What is being asked:
Copy every line with the string "здания" in it.
◆ ◆ ◆ ◆ ◆ ◆ ◆
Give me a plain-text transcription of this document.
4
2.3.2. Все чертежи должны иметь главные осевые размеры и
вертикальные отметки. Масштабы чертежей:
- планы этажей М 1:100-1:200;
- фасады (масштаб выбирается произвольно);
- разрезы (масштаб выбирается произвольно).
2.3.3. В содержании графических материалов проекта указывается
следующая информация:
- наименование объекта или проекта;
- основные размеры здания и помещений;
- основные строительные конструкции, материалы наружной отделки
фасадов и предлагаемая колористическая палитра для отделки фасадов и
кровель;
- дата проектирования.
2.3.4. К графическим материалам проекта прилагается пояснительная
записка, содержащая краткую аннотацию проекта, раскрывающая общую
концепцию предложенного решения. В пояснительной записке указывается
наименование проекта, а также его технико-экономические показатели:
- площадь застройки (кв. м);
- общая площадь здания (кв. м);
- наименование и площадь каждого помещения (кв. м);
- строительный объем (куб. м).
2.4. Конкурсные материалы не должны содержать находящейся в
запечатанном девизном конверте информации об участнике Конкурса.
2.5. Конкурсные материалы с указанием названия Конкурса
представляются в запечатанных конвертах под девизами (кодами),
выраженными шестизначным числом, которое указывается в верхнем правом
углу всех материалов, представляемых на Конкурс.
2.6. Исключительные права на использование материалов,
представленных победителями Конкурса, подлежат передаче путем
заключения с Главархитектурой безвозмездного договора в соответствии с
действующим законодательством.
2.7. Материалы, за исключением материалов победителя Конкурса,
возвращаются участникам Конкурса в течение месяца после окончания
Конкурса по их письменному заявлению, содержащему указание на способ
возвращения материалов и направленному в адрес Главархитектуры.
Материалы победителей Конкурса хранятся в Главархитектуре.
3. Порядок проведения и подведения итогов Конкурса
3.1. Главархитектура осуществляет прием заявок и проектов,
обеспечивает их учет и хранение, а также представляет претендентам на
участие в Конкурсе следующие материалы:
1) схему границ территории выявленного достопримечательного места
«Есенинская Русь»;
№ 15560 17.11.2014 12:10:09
◆ ◆ ◆ ◆ ◆ ◆ ◆
Output for this task:
- основные размеры здания и помещений;
- общая площадь здания (кв. м);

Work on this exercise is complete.